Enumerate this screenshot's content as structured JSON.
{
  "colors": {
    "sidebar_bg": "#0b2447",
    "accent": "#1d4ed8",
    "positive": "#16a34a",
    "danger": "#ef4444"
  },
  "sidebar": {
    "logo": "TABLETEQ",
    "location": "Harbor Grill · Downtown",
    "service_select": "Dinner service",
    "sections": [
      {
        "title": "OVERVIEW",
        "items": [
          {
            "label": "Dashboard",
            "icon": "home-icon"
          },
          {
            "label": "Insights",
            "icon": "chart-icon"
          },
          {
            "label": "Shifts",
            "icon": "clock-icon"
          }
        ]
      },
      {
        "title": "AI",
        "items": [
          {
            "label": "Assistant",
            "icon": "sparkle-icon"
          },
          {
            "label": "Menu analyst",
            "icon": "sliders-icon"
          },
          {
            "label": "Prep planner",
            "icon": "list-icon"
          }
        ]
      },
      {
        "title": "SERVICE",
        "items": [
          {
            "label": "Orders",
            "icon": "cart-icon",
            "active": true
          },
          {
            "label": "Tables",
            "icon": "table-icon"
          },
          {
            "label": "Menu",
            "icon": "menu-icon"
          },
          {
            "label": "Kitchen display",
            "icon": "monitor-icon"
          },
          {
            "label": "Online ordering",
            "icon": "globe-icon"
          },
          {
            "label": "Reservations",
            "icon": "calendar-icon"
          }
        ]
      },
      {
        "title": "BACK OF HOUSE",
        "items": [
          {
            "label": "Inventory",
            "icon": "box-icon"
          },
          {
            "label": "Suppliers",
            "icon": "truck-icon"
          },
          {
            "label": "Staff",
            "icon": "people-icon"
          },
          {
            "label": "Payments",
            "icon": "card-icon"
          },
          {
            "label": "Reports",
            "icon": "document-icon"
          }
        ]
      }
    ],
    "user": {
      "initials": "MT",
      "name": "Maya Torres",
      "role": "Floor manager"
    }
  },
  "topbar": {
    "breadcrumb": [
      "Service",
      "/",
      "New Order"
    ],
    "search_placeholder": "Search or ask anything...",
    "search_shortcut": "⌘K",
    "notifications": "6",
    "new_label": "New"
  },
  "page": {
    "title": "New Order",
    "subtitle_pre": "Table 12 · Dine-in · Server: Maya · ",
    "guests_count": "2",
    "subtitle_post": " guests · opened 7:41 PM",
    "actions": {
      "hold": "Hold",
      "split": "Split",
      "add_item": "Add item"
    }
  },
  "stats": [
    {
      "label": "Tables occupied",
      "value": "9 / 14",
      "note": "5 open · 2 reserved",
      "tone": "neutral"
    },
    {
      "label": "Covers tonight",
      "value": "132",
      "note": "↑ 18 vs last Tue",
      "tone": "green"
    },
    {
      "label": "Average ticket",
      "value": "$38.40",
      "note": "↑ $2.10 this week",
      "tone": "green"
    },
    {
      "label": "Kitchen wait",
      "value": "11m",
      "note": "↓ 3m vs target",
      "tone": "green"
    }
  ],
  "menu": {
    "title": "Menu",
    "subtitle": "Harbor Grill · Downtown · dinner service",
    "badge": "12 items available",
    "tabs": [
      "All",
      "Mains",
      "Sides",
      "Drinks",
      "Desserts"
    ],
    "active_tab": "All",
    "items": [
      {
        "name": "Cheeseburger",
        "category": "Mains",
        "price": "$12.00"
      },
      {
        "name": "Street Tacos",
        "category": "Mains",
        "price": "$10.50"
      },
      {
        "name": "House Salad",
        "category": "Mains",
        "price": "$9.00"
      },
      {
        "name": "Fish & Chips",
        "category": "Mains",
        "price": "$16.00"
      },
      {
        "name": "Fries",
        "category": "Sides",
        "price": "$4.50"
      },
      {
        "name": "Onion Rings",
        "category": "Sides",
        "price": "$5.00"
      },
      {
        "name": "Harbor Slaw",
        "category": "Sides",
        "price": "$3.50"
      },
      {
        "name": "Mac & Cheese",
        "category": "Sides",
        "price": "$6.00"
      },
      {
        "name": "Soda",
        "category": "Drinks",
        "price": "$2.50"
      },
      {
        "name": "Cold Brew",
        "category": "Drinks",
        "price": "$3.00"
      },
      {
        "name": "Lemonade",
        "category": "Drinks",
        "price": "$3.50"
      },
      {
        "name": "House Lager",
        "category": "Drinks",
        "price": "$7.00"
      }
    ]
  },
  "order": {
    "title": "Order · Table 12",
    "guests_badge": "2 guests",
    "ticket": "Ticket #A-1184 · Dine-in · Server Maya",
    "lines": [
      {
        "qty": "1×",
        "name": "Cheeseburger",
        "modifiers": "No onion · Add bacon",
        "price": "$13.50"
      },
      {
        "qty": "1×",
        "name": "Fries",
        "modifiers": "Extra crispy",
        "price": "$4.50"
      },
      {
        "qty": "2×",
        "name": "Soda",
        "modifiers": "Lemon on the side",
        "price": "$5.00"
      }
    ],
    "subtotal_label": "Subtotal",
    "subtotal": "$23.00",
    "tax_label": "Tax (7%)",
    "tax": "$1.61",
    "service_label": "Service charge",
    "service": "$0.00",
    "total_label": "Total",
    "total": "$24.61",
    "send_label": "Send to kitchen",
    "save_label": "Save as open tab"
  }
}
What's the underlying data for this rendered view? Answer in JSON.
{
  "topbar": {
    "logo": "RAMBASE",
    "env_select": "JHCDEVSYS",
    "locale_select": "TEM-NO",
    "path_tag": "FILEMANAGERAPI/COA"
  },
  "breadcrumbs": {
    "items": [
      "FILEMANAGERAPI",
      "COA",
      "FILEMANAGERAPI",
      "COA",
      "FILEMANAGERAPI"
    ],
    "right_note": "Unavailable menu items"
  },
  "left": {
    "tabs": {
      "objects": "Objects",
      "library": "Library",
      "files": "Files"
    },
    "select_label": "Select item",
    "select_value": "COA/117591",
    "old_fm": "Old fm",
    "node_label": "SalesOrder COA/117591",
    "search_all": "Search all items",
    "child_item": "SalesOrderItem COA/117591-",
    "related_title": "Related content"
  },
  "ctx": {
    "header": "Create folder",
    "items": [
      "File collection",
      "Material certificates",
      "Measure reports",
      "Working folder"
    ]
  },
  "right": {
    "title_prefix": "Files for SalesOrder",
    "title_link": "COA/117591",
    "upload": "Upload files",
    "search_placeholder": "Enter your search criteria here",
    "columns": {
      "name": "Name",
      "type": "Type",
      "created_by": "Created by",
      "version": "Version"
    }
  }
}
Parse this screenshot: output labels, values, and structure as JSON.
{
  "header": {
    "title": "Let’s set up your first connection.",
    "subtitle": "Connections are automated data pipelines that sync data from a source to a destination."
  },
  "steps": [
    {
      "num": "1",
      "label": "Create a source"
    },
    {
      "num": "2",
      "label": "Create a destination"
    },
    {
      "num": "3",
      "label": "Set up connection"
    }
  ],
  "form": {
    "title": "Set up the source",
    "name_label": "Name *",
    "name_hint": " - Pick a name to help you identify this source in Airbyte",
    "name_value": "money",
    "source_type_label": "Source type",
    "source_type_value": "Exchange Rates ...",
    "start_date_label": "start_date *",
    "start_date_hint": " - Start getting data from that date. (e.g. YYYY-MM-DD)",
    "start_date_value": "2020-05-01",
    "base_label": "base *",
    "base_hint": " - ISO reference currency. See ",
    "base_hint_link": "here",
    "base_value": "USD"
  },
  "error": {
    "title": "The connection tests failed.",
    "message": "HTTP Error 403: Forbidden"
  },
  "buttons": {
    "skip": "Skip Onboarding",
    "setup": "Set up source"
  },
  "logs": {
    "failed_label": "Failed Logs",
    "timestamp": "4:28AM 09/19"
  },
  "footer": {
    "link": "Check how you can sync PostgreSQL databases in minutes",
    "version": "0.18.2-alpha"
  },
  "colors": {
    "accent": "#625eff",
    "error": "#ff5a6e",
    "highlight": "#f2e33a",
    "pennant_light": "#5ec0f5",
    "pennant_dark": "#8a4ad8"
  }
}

_ _ _ _ _

Make an exact copy of every line from the one with "Parse this screenshot: output" to the end of the data, with the first and last of those lines included.

SOLUTION FOR THIS TASK:
Parse this screenshot: output labels, values, and structure as JSON.
{
  "header": {
    "title": "Let’s set up your first connection.",
    "subtitle": "Connections are automated data pipelines that sync data from a source to a destination."
  },
  "steps": [
    {
      "num": "1",
      "label": "Create a source"
    },
    {
      "num": "2",
      "label": "Create a destination"
    },
    {
      "num": "3",
      "label": "Set up connection"
    }
  ],
  "form": {
    "title": "Set up the source",
    "name_label": "Name *",
    "name_hint": " - Pick a name to help you identify this source in Airbyte",
    "name_value": "money",
    "source_type_label": "Source type",
    "source_type_value": "Exchange Rates ...",
    "start_date_label": "start_date *",
    "start_date_hint": " - Start getting data from that date. (e.g. YYYY-MM-DD)",
    "start_date_value": "2020-05-01",
    "base_label": "base *",
    "base_hint": " - ISO reference currency. See ",
    "base_hint_link": "here",
    "base_value": "USD"
  },
  "error": {
    "title": "The connection tests failed.",
    "message": "HTTP Error 403: Forbidden"
  },
  "buttons": {
    "skip": "Skip Onboarding",
    "setup": "Set up source"
  },
  "logs": {
    "failed_label": "Failed Logs",
    "timestamp": "4:28AM 09/19"
  },
  "footer": {
    "link": "Check how you can sync PostgreSQL databases in minutes",
    "version": "0.18.2-alpha"
  },
  "colors": {
    "accent": "#625eff",
    "error": "#ff5a6e",
    "highlight": "#f2e33a",
    "pennant_light": "#5ec0f5",
    "pennant_dark": "#8a4ad8"
  }
}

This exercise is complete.